Prompt: Collect every line of the records below that contains the word "kpps".

......

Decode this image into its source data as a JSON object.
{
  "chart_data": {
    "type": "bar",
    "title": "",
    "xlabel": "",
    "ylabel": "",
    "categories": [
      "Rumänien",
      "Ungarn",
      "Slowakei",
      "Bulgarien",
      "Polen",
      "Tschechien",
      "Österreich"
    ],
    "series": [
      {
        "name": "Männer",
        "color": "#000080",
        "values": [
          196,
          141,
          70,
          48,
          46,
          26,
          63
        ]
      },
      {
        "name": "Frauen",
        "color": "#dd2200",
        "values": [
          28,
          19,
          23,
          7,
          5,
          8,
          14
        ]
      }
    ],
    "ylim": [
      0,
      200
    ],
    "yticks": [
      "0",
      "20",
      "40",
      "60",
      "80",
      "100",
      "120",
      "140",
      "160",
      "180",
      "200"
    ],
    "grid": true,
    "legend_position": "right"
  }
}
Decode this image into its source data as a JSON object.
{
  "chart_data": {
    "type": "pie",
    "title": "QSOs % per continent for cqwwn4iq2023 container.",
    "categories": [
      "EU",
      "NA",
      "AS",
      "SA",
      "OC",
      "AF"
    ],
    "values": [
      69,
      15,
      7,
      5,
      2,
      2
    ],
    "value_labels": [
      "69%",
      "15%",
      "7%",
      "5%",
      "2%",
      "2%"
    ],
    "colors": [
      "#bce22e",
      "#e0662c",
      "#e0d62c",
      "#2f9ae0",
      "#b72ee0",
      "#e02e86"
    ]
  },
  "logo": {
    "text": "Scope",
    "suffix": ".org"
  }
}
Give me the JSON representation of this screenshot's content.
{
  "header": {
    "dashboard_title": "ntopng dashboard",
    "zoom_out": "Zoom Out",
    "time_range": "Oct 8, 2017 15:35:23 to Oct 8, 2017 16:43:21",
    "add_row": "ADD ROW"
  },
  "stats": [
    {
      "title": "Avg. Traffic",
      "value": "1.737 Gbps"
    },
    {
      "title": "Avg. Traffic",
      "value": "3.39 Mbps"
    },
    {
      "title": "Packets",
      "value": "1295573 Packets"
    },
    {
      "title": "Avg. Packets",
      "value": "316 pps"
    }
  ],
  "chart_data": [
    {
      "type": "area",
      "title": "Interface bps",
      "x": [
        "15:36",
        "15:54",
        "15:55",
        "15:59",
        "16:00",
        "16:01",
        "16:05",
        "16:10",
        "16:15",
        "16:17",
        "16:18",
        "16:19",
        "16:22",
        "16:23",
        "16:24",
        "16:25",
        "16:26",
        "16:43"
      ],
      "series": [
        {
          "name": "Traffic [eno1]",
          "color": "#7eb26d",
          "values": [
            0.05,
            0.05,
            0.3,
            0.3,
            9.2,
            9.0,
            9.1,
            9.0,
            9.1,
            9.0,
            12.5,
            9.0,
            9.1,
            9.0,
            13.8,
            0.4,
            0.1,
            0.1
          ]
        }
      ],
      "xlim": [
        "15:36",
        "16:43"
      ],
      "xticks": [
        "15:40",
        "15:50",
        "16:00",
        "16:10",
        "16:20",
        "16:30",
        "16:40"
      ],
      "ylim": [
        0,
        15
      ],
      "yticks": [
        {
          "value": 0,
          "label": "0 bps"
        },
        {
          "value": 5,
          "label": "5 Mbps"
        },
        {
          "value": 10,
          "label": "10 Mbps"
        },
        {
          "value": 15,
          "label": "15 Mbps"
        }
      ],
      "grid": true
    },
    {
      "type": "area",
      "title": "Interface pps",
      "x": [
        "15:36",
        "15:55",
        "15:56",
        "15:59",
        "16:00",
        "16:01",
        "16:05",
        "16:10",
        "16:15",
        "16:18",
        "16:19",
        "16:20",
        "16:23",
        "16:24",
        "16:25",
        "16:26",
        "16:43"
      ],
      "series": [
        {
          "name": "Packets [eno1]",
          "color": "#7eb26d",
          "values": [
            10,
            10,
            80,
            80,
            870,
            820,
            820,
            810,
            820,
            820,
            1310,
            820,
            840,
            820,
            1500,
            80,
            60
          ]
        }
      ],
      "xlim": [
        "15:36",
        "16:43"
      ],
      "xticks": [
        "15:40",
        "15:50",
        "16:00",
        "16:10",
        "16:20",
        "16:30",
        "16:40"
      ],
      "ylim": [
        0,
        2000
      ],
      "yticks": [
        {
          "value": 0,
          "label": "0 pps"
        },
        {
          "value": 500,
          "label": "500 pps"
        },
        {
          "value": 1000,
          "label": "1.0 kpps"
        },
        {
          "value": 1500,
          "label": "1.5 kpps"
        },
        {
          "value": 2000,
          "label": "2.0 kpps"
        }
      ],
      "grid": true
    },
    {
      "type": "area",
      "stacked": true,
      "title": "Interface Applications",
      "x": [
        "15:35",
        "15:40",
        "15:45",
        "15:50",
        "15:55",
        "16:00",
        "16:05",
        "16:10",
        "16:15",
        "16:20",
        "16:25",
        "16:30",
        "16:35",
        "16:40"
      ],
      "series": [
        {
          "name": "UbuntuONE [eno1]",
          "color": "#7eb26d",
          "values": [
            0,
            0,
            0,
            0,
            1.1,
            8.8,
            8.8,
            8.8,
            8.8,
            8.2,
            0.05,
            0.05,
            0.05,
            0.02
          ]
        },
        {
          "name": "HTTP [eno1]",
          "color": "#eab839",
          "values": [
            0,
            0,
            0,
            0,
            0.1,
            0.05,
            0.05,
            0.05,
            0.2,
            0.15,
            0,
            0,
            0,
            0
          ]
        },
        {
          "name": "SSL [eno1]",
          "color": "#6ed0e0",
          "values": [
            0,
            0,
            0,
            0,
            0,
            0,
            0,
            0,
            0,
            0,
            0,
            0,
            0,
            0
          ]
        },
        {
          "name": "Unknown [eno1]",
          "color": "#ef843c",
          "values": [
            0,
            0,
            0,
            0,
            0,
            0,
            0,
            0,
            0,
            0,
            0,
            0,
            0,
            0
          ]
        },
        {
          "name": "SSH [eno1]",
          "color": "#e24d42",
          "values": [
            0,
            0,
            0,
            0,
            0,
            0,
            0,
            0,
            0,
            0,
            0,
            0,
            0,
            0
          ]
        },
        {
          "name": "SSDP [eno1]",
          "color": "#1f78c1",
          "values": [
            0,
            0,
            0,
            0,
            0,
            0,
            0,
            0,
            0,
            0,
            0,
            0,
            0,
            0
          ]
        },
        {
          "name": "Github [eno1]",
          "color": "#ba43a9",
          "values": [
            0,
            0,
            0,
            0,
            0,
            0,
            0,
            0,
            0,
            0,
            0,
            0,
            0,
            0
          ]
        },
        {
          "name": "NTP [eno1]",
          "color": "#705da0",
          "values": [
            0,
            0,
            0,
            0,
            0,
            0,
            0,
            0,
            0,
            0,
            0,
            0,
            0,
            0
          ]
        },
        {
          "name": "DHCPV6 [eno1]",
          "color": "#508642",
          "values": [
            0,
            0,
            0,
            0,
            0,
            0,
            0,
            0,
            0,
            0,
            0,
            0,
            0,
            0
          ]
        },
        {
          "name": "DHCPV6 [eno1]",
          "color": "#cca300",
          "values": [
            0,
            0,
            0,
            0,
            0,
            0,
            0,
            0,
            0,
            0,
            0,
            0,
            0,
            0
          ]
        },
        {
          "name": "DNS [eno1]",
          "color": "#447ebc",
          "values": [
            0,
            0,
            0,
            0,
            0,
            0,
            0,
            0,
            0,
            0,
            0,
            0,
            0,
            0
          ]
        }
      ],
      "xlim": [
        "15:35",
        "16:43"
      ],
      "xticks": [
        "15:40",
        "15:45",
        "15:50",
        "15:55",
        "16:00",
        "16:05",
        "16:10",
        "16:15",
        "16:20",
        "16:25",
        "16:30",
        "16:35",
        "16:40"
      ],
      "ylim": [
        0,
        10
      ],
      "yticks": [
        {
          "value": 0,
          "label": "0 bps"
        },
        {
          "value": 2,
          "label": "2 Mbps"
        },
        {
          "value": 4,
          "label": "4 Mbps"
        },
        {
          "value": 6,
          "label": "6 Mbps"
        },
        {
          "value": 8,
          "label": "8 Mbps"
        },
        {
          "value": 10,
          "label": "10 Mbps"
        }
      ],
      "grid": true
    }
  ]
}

......

Expected answer:
          "label": "1.0 kpps"
          "label": "1.5 kpps"
          "label": "2.0 kpps"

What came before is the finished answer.